▶ **THE PROBLEM**:
Extract every line below that contains the word "præcipuum".
───── RAW RECORDS
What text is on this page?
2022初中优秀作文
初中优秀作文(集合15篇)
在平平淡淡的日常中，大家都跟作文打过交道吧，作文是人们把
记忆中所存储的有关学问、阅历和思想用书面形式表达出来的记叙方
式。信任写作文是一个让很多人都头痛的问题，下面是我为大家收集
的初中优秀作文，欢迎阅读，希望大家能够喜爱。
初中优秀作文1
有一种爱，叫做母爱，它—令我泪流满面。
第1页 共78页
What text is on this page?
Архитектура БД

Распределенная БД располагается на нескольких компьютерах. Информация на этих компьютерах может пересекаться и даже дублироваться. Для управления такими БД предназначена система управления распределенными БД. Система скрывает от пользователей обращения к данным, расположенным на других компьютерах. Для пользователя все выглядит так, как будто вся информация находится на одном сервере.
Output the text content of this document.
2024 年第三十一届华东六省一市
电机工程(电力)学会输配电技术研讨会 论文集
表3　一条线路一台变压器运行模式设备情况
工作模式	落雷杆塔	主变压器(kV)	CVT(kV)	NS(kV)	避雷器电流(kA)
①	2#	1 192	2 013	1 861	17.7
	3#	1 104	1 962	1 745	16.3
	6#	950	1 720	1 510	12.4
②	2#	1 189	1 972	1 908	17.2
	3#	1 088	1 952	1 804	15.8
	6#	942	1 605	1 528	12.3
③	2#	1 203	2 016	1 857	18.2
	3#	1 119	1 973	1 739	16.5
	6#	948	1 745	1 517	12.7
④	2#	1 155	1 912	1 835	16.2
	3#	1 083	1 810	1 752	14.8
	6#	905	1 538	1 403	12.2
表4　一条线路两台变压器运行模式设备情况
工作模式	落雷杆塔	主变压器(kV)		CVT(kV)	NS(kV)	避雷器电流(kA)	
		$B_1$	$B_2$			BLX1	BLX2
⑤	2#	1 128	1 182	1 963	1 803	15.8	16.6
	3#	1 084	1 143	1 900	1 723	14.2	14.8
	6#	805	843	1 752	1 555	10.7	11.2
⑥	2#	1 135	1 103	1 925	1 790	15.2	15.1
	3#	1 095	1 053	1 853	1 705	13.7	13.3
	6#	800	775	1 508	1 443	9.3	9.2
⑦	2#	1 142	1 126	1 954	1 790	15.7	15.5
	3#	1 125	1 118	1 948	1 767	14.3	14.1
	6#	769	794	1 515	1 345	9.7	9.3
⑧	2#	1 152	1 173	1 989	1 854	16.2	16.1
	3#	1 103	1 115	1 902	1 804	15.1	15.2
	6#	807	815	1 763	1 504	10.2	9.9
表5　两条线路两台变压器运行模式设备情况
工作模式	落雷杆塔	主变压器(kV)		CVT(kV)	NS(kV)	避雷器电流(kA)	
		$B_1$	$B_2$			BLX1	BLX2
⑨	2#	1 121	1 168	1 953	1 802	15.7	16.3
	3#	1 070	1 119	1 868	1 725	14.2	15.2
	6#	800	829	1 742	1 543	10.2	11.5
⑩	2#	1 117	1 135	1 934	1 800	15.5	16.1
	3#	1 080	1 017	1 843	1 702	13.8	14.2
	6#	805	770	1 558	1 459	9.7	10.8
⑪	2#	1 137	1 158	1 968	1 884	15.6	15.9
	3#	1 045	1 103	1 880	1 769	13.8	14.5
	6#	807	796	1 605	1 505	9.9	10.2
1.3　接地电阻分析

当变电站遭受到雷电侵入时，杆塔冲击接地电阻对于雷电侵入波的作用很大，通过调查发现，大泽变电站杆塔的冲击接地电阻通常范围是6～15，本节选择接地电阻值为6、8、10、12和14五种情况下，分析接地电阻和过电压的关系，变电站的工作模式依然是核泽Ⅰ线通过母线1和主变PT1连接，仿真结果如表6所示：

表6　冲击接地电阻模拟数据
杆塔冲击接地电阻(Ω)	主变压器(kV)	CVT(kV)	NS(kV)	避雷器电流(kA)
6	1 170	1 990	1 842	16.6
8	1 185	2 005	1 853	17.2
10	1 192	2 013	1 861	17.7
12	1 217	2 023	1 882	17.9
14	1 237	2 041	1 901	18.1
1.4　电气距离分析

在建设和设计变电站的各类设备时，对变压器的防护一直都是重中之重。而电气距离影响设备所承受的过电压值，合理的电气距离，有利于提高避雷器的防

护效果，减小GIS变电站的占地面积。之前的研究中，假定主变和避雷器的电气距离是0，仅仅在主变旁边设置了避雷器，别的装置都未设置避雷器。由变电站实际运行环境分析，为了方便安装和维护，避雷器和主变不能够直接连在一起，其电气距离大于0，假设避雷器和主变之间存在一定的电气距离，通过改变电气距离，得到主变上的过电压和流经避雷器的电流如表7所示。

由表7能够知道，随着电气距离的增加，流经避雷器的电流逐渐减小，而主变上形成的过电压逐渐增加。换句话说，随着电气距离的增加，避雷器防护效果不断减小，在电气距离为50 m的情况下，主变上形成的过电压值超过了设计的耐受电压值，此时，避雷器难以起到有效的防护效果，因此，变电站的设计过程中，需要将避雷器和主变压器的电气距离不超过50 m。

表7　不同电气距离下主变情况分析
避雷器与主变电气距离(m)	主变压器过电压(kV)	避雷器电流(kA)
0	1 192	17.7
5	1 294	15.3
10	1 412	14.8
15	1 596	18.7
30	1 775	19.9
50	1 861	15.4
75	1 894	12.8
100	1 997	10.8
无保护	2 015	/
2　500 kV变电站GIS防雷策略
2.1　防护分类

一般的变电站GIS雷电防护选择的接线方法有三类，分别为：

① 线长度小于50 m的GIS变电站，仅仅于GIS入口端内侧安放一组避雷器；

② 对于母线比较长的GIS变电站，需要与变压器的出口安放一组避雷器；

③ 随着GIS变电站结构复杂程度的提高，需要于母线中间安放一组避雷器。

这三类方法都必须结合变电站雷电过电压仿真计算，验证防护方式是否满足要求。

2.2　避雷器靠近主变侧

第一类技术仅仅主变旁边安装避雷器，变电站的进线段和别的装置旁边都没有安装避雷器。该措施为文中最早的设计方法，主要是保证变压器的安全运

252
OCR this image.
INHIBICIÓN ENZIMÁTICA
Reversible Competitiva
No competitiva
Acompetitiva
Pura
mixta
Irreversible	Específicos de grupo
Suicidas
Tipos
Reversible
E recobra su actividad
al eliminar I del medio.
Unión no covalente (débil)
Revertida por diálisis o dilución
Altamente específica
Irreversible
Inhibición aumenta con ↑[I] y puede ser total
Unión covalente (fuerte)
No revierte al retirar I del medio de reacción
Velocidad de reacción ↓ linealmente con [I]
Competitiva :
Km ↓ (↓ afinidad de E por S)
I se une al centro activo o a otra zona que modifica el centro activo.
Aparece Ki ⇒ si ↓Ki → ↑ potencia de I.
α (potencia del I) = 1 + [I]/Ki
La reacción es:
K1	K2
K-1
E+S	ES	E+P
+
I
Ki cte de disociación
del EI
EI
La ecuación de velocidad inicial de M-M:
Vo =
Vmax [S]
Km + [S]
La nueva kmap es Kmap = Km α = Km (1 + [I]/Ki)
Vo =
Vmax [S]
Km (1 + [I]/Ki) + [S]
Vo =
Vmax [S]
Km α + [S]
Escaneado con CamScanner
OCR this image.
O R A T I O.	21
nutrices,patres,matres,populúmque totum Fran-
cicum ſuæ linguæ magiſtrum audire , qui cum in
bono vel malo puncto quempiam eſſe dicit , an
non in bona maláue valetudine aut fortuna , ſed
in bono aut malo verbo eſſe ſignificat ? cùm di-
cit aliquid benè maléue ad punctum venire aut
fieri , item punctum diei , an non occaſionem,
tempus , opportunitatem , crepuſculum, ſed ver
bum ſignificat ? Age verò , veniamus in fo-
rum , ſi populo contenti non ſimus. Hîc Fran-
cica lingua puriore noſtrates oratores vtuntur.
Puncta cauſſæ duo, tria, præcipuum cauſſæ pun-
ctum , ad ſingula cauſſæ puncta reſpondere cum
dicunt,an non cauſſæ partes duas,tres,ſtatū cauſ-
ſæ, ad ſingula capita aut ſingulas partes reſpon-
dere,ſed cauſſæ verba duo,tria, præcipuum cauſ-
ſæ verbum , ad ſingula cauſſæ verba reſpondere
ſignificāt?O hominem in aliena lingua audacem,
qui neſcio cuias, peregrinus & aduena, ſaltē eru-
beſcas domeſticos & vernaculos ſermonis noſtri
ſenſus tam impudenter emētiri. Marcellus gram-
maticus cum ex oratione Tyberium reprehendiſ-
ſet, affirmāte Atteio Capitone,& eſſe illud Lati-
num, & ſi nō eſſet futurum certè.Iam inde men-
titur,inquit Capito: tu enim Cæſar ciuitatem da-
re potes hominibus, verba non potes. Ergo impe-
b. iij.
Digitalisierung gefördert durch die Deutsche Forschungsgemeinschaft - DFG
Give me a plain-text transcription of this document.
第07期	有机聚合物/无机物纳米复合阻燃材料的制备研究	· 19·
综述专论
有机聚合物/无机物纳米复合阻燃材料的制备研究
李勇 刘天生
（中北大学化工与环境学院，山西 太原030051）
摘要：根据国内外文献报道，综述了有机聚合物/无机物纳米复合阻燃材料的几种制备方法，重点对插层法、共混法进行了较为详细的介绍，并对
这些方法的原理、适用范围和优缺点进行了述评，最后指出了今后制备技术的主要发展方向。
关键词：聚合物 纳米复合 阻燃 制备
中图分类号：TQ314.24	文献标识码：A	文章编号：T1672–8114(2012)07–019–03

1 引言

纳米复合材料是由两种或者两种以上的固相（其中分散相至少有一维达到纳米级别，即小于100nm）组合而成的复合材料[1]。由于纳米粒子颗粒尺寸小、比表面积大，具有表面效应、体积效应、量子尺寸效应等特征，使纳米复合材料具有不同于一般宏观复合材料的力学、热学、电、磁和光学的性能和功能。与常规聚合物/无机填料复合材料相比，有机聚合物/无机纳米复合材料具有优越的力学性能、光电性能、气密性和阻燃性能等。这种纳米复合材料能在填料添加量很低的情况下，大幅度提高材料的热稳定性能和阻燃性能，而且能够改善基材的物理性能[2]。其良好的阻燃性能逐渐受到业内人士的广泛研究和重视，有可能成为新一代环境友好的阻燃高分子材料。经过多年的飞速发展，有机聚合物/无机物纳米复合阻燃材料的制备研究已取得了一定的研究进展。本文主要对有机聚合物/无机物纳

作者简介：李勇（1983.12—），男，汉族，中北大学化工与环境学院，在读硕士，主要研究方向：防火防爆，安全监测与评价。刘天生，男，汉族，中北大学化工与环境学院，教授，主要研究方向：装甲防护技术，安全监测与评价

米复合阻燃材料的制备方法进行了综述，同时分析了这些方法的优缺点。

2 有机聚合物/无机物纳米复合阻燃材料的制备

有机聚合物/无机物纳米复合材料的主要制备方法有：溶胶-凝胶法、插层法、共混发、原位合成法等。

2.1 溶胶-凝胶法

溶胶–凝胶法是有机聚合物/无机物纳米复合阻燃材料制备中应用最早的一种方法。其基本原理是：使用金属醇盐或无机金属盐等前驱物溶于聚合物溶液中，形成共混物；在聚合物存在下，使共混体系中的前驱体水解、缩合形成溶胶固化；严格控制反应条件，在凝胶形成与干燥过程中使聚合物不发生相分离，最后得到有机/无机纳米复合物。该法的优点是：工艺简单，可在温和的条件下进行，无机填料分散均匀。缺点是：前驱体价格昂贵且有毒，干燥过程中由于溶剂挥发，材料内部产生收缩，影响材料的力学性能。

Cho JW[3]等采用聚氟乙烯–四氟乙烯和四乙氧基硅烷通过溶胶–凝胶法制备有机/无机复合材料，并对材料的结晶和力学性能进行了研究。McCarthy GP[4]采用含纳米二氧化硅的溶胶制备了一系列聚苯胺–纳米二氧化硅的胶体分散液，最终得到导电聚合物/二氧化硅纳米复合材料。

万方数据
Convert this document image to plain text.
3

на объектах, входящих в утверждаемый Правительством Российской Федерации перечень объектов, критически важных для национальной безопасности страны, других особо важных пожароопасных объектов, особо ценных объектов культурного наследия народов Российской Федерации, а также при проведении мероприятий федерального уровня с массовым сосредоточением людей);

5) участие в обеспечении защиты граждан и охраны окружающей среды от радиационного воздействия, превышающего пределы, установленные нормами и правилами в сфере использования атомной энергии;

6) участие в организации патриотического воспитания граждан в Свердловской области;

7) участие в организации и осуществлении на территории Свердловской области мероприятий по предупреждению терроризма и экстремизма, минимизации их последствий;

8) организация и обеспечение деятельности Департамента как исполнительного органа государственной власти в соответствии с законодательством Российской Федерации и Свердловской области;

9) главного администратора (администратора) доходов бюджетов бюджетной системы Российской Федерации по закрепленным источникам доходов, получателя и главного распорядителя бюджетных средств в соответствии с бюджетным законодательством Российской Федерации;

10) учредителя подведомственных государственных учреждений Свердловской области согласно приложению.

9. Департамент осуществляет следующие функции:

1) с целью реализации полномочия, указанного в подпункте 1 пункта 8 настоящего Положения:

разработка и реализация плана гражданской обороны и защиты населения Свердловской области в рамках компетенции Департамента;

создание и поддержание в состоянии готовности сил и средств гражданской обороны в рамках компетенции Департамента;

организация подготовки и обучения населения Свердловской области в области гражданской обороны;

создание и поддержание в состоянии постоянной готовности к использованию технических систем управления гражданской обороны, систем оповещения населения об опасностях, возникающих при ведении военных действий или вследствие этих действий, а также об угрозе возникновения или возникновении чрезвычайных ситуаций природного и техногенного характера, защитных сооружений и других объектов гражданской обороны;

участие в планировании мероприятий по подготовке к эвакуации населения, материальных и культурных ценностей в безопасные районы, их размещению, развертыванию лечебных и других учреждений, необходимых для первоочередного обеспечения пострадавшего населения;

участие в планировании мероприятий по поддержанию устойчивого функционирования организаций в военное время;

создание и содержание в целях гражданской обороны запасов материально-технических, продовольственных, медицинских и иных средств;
──────────
▶ **WRITTEN REPLY**:
Puncta cauſſæ duo, tria, præcipuum cauſſæ pun-
dere,ſed cauſſæ verba duo,tria, præcipuum cauſ-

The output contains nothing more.